DIRECTIONS
Return the listing below exactly, with the pictures dropped.

______

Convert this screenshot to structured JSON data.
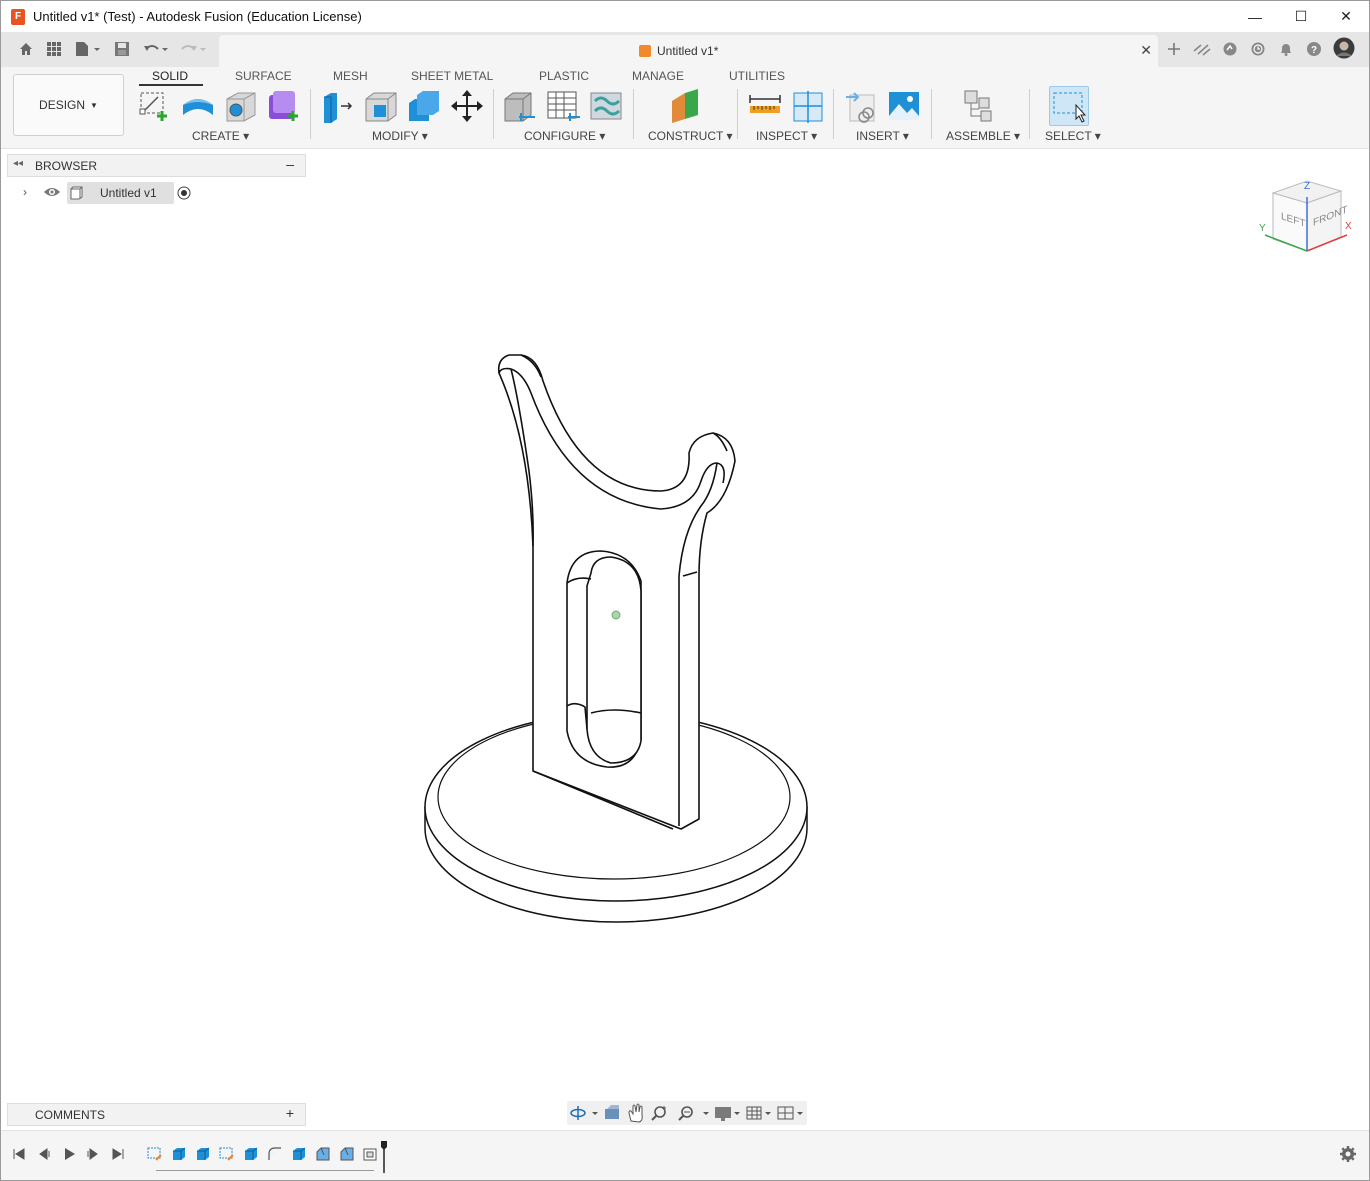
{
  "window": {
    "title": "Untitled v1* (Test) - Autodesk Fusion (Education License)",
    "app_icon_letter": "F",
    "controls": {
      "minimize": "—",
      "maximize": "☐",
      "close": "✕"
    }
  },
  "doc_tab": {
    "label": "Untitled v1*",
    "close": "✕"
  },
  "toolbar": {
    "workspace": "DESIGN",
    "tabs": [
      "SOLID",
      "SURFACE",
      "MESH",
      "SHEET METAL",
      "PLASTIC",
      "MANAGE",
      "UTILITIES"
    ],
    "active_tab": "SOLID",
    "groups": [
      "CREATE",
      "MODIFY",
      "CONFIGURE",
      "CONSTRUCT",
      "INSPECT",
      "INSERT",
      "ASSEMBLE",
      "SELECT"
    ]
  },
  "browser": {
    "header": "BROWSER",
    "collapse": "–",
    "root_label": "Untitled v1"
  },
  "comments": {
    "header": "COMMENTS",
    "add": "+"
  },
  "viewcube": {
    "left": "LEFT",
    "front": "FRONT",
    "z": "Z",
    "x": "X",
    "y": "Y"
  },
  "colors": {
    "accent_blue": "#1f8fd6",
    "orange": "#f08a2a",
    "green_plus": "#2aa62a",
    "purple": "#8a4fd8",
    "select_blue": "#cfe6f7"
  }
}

______

THE OUTPUT
Convert this screenshot to structured JSON data.
{
  "window": {
    "title": "Untitled v1* (Test) - Autodesk Fusion (Education License)",
    "app_icon_letter": "F",
    "controls": {
      "minimize": "—",
      "maximize": "☐",
      "close": "✕"
    }
  },
  "doc_tab": {
    "label": "Untitled v1*",
    "close": "✕"
  },
  "toolbar": {
    "workspace": "DESIGN",
    "tabs": [
      "SOLID",
      "SURFACE",
      "MESH",
      "SHEET METAL",
      "PLASTIC",
      "MANAGE",
      "UTILITIES"
    ],
    "active_tab": "SOLID",
    "groups": [
      "CREATE",
      "MODIFY",
      "CONFIGURE",
      "CONSTRUCT",
      "INSPECT",
      "INSERT",
      "ASSEMBLE",
      "SELECT"
    ]
  },
  "browser": {
    "header": "BROWSER",
    "collapse": "–",
    "root_label": "Untitled v1"
  },
  "comments": {
    "header": "COMMENTS",
    "add": "+"
  },
  "viewcube": {
    "left": "LEFT",
    "front": "FRONT",
    "z": "Z",
    "x": "X",
    "y": "Y"
  },
  "colors": {
    "accent_blue": "#1f8fd6",
    "orange": "#f08a2a",
    "green_plus": "#2aa62a",
    "purple": "#8a4fd8",
    "select_blue": "#cfe6f7"
  }
}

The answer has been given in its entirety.